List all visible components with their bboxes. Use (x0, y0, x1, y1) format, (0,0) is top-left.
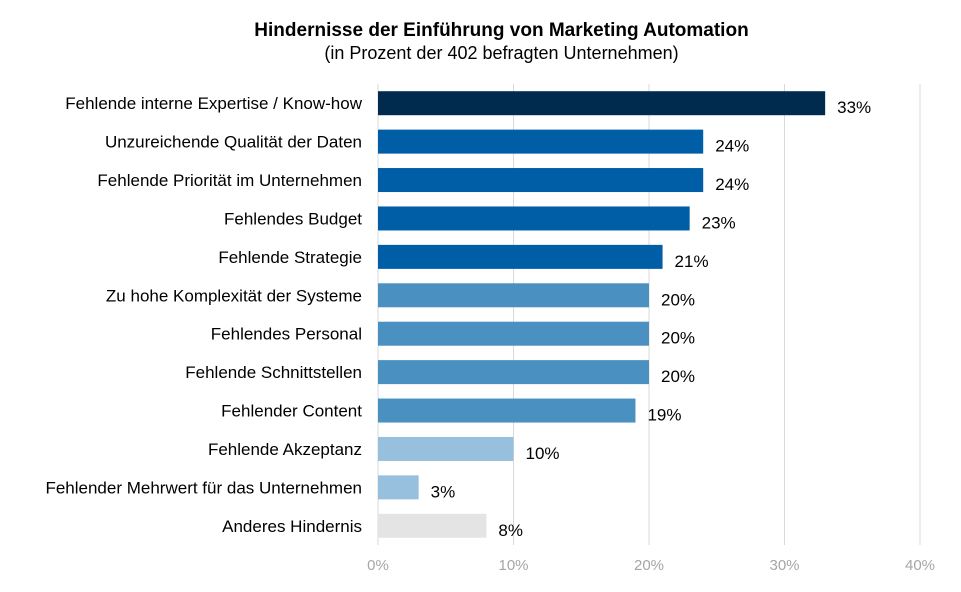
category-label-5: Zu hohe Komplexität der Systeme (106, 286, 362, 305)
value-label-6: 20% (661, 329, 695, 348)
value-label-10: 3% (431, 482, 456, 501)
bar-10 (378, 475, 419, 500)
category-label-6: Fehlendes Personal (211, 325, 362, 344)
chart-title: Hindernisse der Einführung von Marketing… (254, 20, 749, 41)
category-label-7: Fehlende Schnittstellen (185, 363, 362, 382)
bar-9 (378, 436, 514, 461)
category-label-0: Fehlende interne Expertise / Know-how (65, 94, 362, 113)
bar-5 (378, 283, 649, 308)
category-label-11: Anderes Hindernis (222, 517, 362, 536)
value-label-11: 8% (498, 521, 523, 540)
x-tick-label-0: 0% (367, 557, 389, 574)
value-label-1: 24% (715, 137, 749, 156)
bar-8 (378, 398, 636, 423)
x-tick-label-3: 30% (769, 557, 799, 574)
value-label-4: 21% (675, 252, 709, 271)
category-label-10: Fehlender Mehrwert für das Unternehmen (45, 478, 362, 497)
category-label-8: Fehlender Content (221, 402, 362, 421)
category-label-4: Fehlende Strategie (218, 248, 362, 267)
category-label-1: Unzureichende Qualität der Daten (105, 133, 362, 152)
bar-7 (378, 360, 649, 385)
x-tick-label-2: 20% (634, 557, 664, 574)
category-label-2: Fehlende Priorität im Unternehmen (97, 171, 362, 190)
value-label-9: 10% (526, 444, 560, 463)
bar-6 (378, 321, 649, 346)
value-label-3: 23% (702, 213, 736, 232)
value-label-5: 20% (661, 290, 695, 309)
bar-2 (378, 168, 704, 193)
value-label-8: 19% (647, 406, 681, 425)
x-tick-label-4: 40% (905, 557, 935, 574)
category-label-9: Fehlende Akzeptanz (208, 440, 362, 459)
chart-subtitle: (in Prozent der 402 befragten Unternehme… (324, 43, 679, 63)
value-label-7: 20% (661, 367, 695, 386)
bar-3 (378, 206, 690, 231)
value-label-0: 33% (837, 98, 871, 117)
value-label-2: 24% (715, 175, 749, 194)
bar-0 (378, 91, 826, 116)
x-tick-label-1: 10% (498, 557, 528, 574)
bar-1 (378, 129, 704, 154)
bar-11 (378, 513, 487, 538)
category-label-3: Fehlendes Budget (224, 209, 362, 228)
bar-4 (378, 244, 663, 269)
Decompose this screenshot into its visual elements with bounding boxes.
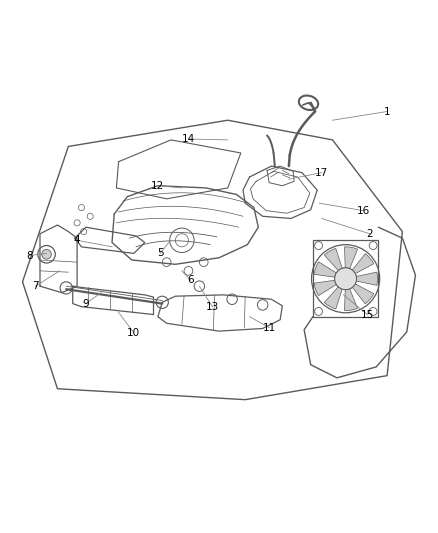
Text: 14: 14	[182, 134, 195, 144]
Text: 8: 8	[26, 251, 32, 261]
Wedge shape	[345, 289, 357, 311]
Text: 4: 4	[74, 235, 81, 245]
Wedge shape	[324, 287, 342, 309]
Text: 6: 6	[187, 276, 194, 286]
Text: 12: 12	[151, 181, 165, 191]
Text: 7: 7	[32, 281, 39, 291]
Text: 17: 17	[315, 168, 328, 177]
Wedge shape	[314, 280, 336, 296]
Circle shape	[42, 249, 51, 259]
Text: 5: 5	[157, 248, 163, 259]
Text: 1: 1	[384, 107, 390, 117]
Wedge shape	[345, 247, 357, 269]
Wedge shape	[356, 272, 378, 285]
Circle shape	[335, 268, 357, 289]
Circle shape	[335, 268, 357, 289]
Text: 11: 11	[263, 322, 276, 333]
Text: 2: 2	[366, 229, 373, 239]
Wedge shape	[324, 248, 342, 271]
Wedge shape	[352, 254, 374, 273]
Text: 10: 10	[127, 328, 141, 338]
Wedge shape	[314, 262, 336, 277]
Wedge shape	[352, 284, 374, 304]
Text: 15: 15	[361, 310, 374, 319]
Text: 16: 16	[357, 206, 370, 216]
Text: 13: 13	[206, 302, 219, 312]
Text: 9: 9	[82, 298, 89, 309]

**YOUR GOAL**.
Which lines above contain the string "with", where case counts? Pick out each one and copy it.

**CORRECT RESPONSE**.
List all visible components with their bboxes. Use (x0, y0, x1, y1) format, (0,0) is top-left.
Decompose this screenshot into its visual elements with bounding boxes.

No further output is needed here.